INFORMATION GIVEN =>
** Begin **

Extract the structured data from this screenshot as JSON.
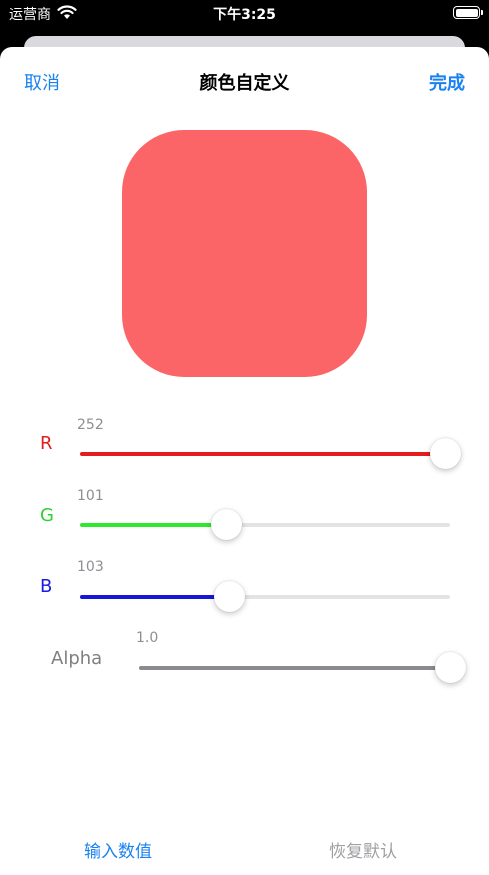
{
  "status_bar": {
    "carrier": "运营商",
    "time": "下午3:25",
    "battery_level": 1.0
  },
  "nav": {
    "cancel_label": "取消",
    "title": "颜色自定义",
    "done_label": "完成"
  },
  "preview": {
    "color": "#FC6567"
  },
  "sliders": [
    {
      "label": "R",
      "value_text": "252",
      "value": 252,
      "max": 255,
      "label_color": "#e31c1c",
      "fill_color": "#e31c1c"
    },
    {
      "label": "G",
      "value_text": "101",
      "value": 101,
      "max": 255,
      "label_color": "#2ed12e",
      "fill_color": "#2ee82e"
    },
    {
      "label": "B",
      "value_text": "103",
      "value": 103,
      "max": 255,
      "label_color": "#1a1ae0",
      "fill_color": "#1616d6"
    },
    {
      "label": "Alpha",
      "value_text": "1.0",
      "value": 1.0,
      "max": 1.0,
      "label_color": "#808080",
      "fill_color": "#8a8a8f"
    }
  ],
  "bottom": {
    "input_label": "输入数值",
    "reset_label": "恢复默认"
  },
  "colors": {
    "accent": "#1a82f0",
    "disabled": "#a0a0a4"
  }
}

** End **

WHAT THE TASK REQUIRES =>
Verbatim reproduction of every record is required; images are left out.

EXPECTED ANSWER =>
Extract the structured data from this screenshot as JSON.
{
  "status_bar": {
    "carrier": "运营商",
    "time": "下午3:25",
    "battery_level": 1.0
  },
  "nav": {
    "cancel_label": "取消",
    "title": "颜色自定义",
    "done_label": "完成"
  },
  "preview": {
    "color": "#FC6567"
  },
  "sliders": [
    {
      "label": "R",
      "value_text": "252",
      "value": 252,
      "max": 255,
      "label_color": "#e31c1c",
      "fill_color": "#e31c1c"
    },
    {
      "label": "G",
      "value_text": "101",
      "value": 101,
      "max": 255,
      "label_color": "#2ed12e",
      "fill_color": "#2ee82e"
    },
    {
      "label": "B",
      "value_text": "103",
      "value": 103,
      "max": 255,
      "label_color": "#1a1ae0",
      "fill_color": "#1616d6"
    },
    {
      "label": "Alpha",
      "value_text": "1.0",
      "value": 1.0,
      "max": 1.0,
      "label_color": "#808080",
      "fill_color": "#8a8a8f"
    }
  ],
  "bottom": {
    "input_label": "输入数值",
    "reset_label": "恢复默认"
  },
  "colors": {
    "accent": "#1a82f0",
    "disabled": "#a0a0a4"
  }
}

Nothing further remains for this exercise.